_Problem details_
Render every entry exactly as it appears.

◇ ◇ ◇ ◇ ◇

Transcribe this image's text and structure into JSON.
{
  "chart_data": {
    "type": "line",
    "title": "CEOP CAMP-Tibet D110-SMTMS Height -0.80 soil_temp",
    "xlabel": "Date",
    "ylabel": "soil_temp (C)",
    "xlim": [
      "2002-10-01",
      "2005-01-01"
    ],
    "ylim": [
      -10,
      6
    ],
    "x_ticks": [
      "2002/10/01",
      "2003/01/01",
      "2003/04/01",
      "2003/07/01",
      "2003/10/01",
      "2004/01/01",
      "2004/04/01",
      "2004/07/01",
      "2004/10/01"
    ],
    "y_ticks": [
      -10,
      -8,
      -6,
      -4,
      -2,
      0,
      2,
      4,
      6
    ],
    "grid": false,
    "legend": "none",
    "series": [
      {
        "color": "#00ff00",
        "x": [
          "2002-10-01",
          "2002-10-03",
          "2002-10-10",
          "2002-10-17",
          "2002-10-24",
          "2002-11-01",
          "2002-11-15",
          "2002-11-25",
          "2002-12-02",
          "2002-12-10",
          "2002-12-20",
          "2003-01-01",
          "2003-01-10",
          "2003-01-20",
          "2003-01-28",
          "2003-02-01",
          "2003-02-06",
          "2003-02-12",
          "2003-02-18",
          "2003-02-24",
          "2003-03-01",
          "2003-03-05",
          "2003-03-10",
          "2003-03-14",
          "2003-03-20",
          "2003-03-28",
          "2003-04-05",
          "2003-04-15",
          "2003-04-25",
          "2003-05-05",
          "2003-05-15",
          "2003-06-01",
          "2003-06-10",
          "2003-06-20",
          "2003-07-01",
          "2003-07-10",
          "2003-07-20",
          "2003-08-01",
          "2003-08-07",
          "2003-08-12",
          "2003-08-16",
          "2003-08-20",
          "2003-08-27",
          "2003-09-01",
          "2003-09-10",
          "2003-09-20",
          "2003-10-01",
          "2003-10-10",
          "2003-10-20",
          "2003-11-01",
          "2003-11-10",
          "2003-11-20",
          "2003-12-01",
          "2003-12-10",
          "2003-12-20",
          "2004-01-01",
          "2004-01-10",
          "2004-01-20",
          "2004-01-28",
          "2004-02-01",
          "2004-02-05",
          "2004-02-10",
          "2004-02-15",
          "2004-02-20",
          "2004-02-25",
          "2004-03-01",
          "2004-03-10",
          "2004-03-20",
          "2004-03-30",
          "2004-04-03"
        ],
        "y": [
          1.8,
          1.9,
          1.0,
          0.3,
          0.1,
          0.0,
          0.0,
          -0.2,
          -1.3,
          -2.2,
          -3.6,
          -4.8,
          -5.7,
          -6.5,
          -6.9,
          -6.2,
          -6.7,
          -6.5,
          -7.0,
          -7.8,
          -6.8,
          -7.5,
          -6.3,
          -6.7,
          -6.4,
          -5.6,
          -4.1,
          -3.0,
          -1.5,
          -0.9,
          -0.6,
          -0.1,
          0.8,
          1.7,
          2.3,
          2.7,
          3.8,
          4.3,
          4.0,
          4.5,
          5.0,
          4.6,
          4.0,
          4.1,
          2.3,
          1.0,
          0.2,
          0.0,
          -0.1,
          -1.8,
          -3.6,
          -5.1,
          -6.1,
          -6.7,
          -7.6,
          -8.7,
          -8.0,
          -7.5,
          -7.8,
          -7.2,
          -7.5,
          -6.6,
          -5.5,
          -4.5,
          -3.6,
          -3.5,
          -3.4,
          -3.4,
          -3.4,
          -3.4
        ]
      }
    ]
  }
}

◇ ◇ ◇ ◇ ◇

_Solution to the problem_
Transcribe this image's text and structure into JSON.
{
  "chart_data": {
    "type": "line",
    "title": "CEOP CAMP-Tibet D110-SMTMS Height -0.80 soil_temp",
    "xlabel": "Date",
    "ylabel": "soil_temp (C)",
    "xlim": [
      "2002-10-01",
      "2005-01-01"
    ],
    "ylim": [
      -10,
      6
    ],
    "x_ticks": [
      "2002/10/01",
      "2003/01/01",
      "2003/04/01",
      "2003/07/01",
      "2003/10/01",
      "2004/01/01",
      "2004/04/01",
      "2004/07/01",
      "2004/10/01"
    ],
    "y_ticks": [
      -10,
      -8,
      -6,
      -4,
      -2,
      0,
      2,
      4,
      6
    ],
    "grid": false,
    "legend": "none",
    "series": [
      {
        "color": "#00ff00",
        "x": [
          "2002-10-01",
          "2002-10-03",
          "2002-10-10",
          "2002-10-17",
          "2002-10-24",
          "2002-11-01",
          "2002-11-15",
          "2002-11-25",
          "2002-12-02",
          "2002-12-10",
          "2002-12-20",
          "2003-01-01",
          "2003-01-10",
          "2003-01-20",
          "2003-01-28",
          "2003-02-01",
          "2003-02-06",
          "2003-02-12",
          "2003-02-18",
          "2003-02-24",
          "2003-03-01",
          "2003-03-05",
          "2003-03-10",
          "2003-03-14",
          "2003-03-20",
          "2003-03-28",
          "2003-04-05",
          "2003-04-15",
          "2003-04-25",
          "2003-05-05",
          "2003-05-15",
          "2003-06-01",
          "2003-06-10",
          "2003-06-20",
          "2003-07-01",
          "2003-07-10",
          "2003-07-20",
          "2003-08-01",
          "2003-08-07",
          "2003-08-12",
          "2003-08-16",
          "2003-08-20",
          "2003-08-27",
          "2003-09-01",
          "2003-09-10",
          "2003-09-20",
          "2003-10-01",
          "2003-10-10",
          "2003-10-20",
          "2003-11-01",
          "2003-11-10",
          "2003-11-20",
          "2003-12-01",
          "2003-12-10",
          "2003-12-20",
          "2004-01-01",
          "2004-01-10",
          "2004-01-20",
          "2004-01-28",
          "2004-02-01",
          "2004-02-05",
          "2004-02-10",
          "2004-02-15",
          "2004-02-20",
          "2004-02-25",
          "2004-03-01",
          "2004-03-10",
          "2004-03-20",
          "2004-03-30",
          "2004-04-03"
        ],
        "y": [
          1.8,
          1.9,
          1.0,
          0.3,
          0.1,
          0.0,
          0.0,
          -0.2,
          -1.3,
          -2.2,
          -3.6,
          -4.8,
          -5.7,
          -6.5,
          -6.9,
          -6.2,
          -6.7,
          -6.5,
          -7.0,
          -7.8,
          -6.8,
          -7.5,
          -6.3,
          -6.7,
          -6.4,
          -5.6,
          -4.1,
          -3.0,
          -1.5,
          -0.9,
          -0.6,
          -0.1,
          0.8,
          1.7,
          2.3,
          2.7,
          3.8,
          4.3,
          4.0,
          4.5,
          5.0,
          4.6,
          4.0,
          4.1,
          2.3,
          1.0,
          0.2,
          0.0,
          -0.1,
          -1.8,
          -3.6,
          -5.1,
          -6.1,
          -6.7,
          -7.6,
          -8.7,
          -8.0,
          -7.5,
          -7.8,
          -7.2,
          -7.5,
          -6.6,
          -5.5,
          -4.5,
          -3.6,
          -3.5,
          -3.4,
          -3.4,
          -3.4,
          -3.4
        ]
      }
    ]
  }
}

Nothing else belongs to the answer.